__Listed entries__.
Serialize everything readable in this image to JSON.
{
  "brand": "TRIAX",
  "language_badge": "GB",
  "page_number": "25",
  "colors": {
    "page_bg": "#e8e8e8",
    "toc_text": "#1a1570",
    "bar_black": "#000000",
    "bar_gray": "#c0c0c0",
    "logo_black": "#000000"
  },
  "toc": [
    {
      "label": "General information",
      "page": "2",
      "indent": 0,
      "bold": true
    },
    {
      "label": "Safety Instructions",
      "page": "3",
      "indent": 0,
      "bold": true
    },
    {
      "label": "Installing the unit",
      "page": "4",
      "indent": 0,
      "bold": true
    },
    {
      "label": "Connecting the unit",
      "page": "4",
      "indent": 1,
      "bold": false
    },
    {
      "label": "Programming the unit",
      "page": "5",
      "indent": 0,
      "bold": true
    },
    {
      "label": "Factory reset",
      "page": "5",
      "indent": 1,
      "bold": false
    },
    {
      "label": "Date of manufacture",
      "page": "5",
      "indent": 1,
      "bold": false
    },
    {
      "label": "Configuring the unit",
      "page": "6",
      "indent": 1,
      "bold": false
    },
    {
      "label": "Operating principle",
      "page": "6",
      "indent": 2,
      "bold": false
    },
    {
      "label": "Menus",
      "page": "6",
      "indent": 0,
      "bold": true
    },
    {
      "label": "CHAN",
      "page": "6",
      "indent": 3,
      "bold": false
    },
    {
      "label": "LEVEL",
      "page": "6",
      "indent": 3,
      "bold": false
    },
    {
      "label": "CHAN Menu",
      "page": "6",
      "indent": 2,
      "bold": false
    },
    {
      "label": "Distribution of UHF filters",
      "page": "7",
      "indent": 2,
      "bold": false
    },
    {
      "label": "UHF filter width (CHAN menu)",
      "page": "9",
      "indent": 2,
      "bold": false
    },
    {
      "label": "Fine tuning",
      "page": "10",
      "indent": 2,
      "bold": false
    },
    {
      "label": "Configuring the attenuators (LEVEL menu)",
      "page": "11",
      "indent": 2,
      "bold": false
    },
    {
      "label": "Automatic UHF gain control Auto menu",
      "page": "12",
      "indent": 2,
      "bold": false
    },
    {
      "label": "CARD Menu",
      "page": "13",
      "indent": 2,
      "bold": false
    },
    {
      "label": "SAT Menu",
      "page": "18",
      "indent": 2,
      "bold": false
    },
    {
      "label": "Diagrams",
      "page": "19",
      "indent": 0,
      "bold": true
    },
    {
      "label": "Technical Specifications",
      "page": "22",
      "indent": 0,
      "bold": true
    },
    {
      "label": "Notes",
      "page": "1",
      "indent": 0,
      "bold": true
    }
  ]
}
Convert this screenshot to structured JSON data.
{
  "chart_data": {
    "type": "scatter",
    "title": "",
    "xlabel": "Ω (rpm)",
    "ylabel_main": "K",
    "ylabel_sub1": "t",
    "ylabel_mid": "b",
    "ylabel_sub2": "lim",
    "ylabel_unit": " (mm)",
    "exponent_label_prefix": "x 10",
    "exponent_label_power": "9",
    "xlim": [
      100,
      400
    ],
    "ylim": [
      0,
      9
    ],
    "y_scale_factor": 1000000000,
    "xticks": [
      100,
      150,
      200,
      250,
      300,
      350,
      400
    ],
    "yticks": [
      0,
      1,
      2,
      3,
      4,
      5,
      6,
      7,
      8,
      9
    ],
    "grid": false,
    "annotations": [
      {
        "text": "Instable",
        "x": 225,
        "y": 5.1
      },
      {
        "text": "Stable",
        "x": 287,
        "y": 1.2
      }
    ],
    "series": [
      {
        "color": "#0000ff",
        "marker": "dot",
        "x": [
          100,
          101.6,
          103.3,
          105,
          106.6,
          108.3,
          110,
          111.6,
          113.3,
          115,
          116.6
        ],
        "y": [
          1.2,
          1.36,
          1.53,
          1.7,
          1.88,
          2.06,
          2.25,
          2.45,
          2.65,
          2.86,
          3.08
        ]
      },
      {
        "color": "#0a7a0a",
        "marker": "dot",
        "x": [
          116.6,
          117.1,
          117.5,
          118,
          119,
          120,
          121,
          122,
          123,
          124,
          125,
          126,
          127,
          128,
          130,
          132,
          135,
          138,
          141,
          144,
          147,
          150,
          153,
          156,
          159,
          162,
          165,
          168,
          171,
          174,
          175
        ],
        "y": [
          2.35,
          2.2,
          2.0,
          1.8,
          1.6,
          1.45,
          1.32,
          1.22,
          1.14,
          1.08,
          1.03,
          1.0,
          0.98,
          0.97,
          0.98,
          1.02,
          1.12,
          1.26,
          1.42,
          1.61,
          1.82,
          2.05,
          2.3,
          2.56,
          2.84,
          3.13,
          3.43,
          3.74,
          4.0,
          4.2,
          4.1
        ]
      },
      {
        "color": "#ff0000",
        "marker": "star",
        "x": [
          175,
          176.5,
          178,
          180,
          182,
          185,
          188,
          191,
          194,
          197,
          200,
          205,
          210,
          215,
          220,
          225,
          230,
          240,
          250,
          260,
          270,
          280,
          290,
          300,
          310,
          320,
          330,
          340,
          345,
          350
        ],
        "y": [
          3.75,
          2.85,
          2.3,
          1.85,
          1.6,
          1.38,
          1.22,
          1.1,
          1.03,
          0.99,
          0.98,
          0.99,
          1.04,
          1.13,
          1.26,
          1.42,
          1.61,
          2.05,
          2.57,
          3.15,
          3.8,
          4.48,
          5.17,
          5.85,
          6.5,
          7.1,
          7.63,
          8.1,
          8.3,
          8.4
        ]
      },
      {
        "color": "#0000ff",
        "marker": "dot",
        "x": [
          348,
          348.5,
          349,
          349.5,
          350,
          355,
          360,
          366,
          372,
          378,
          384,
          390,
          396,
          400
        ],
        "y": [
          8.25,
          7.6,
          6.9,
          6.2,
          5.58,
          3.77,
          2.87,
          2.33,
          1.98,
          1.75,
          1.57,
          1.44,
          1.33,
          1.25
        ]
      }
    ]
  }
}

__Request__.
Extract every line above exactly as it stands.

__Task output__.
Serialize everything readable in this image to JSON.
{
  "brand": "TRIAX",
  "language_badge": "GB",
  "page_number": "25",
  "colors": {
    "page_bg": "#e8e8e8",
    "toc_text": "#1a1570",
    "bar_black": "#000000",
    "bar_gray": "#c0c0c0",
    "logo_black": "#000000"
  },
  "toc": [
    {
      "label": "General information",
      "page": "2",
      "indent": 0,
      "bold": true
    },
    {
      "label": "Safety Instructions",
      "page": "3",
      "indent": 0,
      "bold": true
    },
    {
      "label": "Installing the unit",
      "page": "4",
      "indent": 0,
      "bold": true
    },
    {
      "label": "Connecting the unit",
      "page": "4",
      "indent": 1,
      "bold": false
    },
    {
      "label": "Programming the unit",
      "page": "5",
      "indent": 0,
      "bold": true
    },
    {
      "label": "Factory reset",
      "page": "5",
      "indent": 1,
      "bold": false
    },
    {
      "label": "Date of manufacture",
      "page": "5",
      "indent": 1,
      "bold": false
    },
    {
      "label": "Configuring the unit",
      "page": "6",
      "indent": 1,
      "bold": false
    },
    {
      "label": "Operating principle",
      "page": "6",
      "indent": 2,
      "bold": false
    },
    {
      "label": "Menus",
      "page": "6",
      "indent": 0,
      "bold": true
    },
    {
      "label": "CHAN",
      "page": "6",
      "indent": 3,
      "bold": false
    },
    {
      "label": "LEVEL",
      "page": "6",
      "indent": 3,
      "bold": false
    },
    {
      "label": "CHAN Menu",
      "page": "6",
      "indent": 2,
      "bold": false
    },
    {
      "label": "Distribution of UHF filters",
      "page": "7",
      "indent": 2,
      "bold": false
    },
    {
      "label": "UHF filter width (CHAN menu)",
      "page": "9",
      "indent": 2,
      "bold": false
    },
    {
      "label": "Fine tuning",
      "page": "10",
      "indent": 2,
      "bold": false
    },
    {
      "label": "Configuring the attenuators (LEVEL menu)",
      "page": "11",
      "indent": 2,
      "bold": false
    },
    {
      "label": "Automatic UHF gain control Auto menu",
      "page": "12",
      "indent": 2,
      "bold": false
    },
    {
      "label": "CARD Menu",
      "page": "13",
      "indent": 2,
      "bold": false
    },
    {
      "label": "SAT Menu",
      "page": "18",
      "indent": 2,
      "bold": false
    },
    {
      "label": "Diagrams",
      "page": "19",
      "indent": 0,
      "bold": true
    },
    {
      "label": "Technical Specifications",
      "page": "22",
      "indent": 0,
      "bold": true
    },
    {
      "label": "Notes",
      "page": "1",
      "indent": 0,
      "bold": true
    }
  ]
}
Convert this screenshot to structured JSON data.
{
  "chart_data": {
    "type": "scatter",
    "title": "",
    "xlabel": "Ω (rpm)",
    "ylabel_main": "K",
    "ylabel_sub1": "t",
    "ylabel_mid": "b",
    "ylabel_sub2": "lim",
    "ylabel_unit": " (mm)",
    "exponent_label_prefix": "x 10",
    "exponent_label_power": "9",
    "xlim": [
      100,
      400
    ],
    "ylim": [
      0,
      9
    ],
    "y_scale_factor": 1000000000,
    "xticks": [
      100,
      150,
      200,
      250,
      300,
      350,
      400
    ],
    "yticks": [
      0,
      1,
      2,
      3,
      4,
      5,
      6,
      7,
      8,
      9
    ],
    "grid": false,
    "annotations": [
      {
        "text": "Instable",
        "x": 225,
        "y": 5.1
      },
      {
        "text": "Stable",
        "x": 287,
        "y": 1.2
      }
    ],
    "series": [
      {
        "color": "#0000ff",
        "marker": "dot",
        "x": [
          100,
          101.6,
          103.3,
          105,
          106.6,
          108.3,
          110,
          111.6,
          113.3,
          115,
          116.6
        ],
        "y": [
          1.2,
          1.36,
          1.53,
          1.7,
          1.88,
          2.06,
          2.25,
          2.45,
          2.65,
          2.86,
          3.08
        ]
      },
      {
        "color": "#0a7a0a",
        "marker": "dot",
        "x": [
          116.6,
          117.1,
          117.5,
          118,
          119,
          120,
          121,
          122,
          123,
          124,
          125,
          126,
          127,
          128,
          130,
          132,
          135,
          138,
          141,
          144,
          147,
          150,
          153,
          156,
          159,
          162,
          165,
          168,
          171,
          174,
          175
        ],
        "y": [
          2.35,
          2.2,
          2.0,
          1.8,
          1.6,
          1.45,
          1.32,
          1.22,
          1.14,
          1.08,
          1.03,
          1.0,
          0.98,
          0.97,
          0.98,
          1.02,
          1.12,
          1.26,
          1.42,
          1.61,
          1.82,
          2.05,
          2.3,
          2.56,
          2.84,
          3.13,
          3.43,
          3.74,
          4.0,
          4.2,
          4.1
        ]
      },
      {
        "color": "#ff0000",
        "marker": "star",
        "x": [
          175,
          176.5,
          178,
          180,
          182,
          185,
          188,
          191,
          194,
          197,
          200,
          205,
          210,
          215,
          220,
          225,
          230,
          240,
          250,
          260,
          270,
          280,
          290,
          300,
          310,
          320,
          330,
          340,
          345,
          350
        ],
        "y": [
          3.75,
          2.85,
          2.3,
          1.85,
          1.6,
          1.38,
          1.22,
          1.1,
          1.03,
          0.99,
          0.98,
          0.99,
          1.04,
          1.13,
          1.26,
          1.42,
          1.61,
          2.05,
          2.57,
          3.15,
          3.8,
          4.48,
          5.17,
          5.85,
          6.5,
          7.1,
          7.63,
          8.1,
          8.3,
          8.4
        ]
      },
      {
        "color": "#0000ff",
        "marker": "dot",
        "x": [
          348,
          348.5,
          349,
          349.5,
          350,
          355,
          360,
          366,
          372,
          378,
          384,
          390,
          396,
          400
        ],
        "y": [
          8.25,
          7.6,
          6.9,
          6.2,
          5.58,
          3.77,
          2.87,
          2.33,
          1.98,
          1.75,
          1.57,
          1.44,
          1.33,
          1.25
        ]
      }
    ]
  }
}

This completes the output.